§ **THE REQUEST**
List each line of the data that holds the word "ylabel".

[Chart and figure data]
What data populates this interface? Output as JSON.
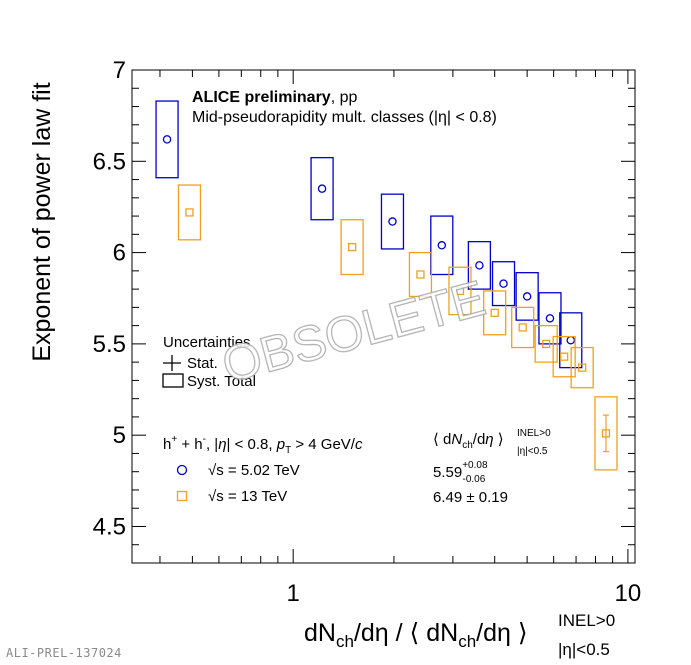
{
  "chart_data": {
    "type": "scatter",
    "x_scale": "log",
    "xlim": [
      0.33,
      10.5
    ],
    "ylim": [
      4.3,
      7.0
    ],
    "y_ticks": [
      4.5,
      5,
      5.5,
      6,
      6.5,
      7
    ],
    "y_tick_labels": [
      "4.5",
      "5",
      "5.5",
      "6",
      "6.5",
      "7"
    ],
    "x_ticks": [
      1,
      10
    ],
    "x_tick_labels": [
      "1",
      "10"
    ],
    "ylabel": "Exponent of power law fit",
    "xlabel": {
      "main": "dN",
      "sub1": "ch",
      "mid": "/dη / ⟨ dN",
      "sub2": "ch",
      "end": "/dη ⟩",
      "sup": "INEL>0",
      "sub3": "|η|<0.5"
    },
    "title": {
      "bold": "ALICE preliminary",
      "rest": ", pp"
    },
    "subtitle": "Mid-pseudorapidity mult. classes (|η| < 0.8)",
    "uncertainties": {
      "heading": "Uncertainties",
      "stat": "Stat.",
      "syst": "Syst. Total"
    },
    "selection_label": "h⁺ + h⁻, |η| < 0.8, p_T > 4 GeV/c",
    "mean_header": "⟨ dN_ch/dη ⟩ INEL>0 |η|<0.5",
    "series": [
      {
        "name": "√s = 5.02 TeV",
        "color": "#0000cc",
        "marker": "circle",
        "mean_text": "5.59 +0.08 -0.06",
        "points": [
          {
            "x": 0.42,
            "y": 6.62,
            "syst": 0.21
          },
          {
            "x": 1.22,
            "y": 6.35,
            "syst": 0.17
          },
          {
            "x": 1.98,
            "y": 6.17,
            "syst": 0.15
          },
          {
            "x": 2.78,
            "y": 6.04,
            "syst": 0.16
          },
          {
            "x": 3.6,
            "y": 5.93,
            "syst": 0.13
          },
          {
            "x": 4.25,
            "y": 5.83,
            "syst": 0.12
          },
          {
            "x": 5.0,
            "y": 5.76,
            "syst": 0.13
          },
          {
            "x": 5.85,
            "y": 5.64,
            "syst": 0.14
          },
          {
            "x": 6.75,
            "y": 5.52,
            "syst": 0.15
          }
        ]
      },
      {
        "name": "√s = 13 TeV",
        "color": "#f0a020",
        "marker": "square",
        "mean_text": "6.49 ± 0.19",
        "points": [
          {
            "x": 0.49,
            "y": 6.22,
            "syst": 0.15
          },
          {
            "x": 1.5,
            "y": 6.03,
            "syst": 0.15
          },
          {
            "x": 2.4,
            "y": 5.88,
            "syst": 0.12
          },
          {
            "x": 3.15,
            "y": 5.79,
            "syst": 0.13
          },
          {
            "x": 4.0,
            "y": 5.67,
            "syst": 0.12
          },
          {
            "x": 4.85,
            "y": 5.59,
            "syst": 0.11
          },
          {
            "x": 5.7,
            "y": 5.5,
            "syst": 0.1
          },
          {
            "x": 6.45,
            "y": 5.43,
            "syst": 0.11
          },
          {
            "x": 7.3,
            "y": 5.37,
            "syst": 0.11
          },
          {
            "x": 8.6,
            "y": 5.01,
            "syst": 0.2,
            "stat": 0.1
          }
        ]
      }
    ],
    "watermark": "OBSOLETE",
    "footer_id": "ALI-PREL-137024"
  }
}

==

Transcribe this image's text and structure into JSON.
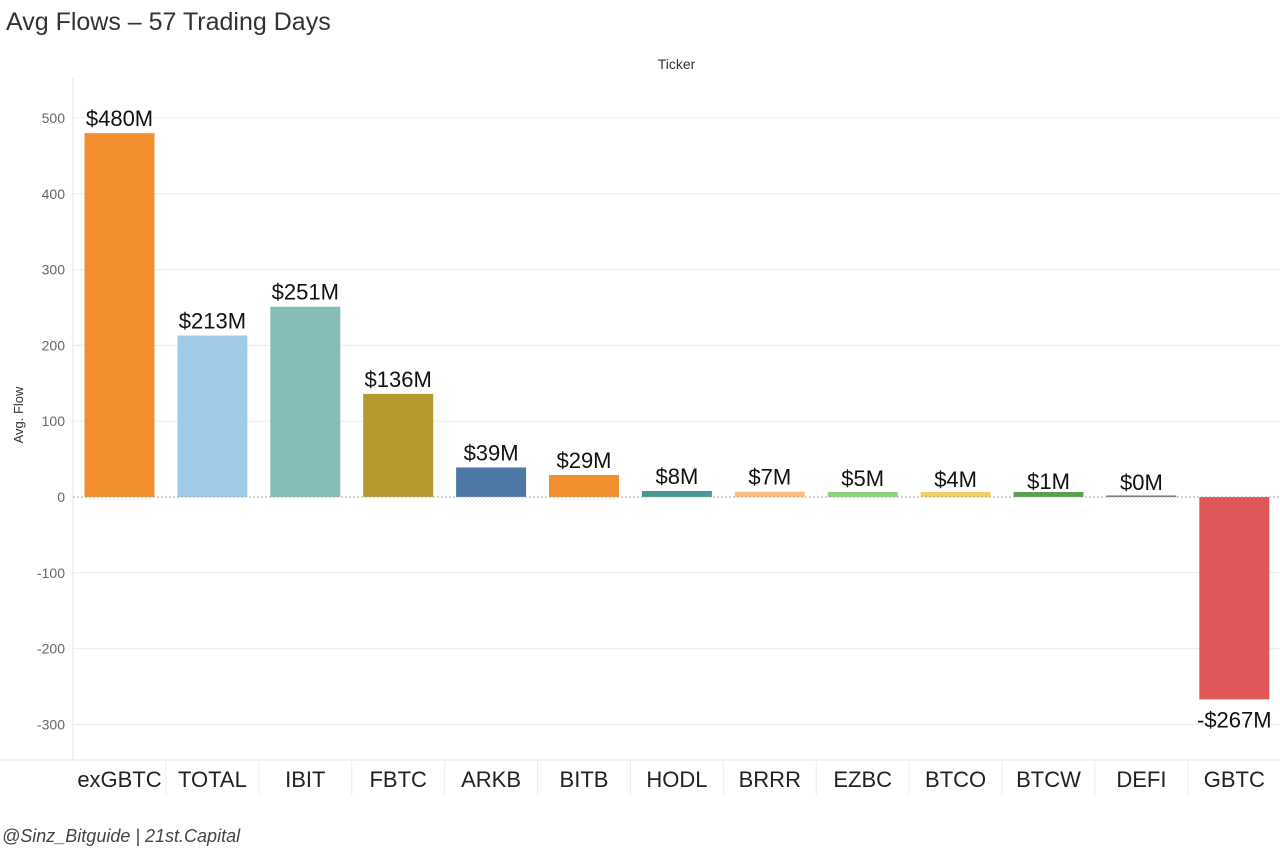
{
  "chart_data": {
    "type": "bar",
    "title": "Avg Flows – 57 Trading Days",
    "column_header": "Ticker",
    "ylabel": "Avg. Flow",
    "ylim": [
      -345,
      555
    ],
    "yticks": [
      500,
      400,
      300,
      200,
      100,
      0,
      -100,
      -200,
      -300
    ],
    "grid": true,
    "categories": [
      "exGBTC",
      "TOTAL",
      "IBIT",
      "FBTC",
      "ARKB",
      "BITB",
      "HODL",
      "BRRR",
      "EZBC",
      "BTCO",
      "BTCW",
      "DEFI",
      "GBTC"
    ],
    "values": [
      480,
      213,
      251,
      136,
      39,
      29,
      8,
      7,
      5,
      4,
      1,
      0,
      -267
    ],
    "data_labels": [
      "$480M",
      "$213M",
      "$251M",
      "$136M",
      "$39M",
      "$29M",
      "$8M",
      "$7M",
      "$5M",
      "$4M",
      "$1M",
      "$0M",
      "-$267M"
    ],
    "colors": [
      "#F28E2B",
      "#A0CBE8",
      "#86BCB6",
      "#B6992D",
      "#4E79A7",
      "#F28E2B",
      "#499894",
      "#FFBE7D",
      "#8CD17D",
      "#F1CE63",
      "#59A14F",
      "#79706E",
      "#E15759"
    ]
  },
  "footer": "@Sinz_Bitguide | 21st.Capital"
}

§ **FINISHED ANSWER**
    "ylabel": "Exponent of power law fit",
    "ylabel": "Avg. Flow",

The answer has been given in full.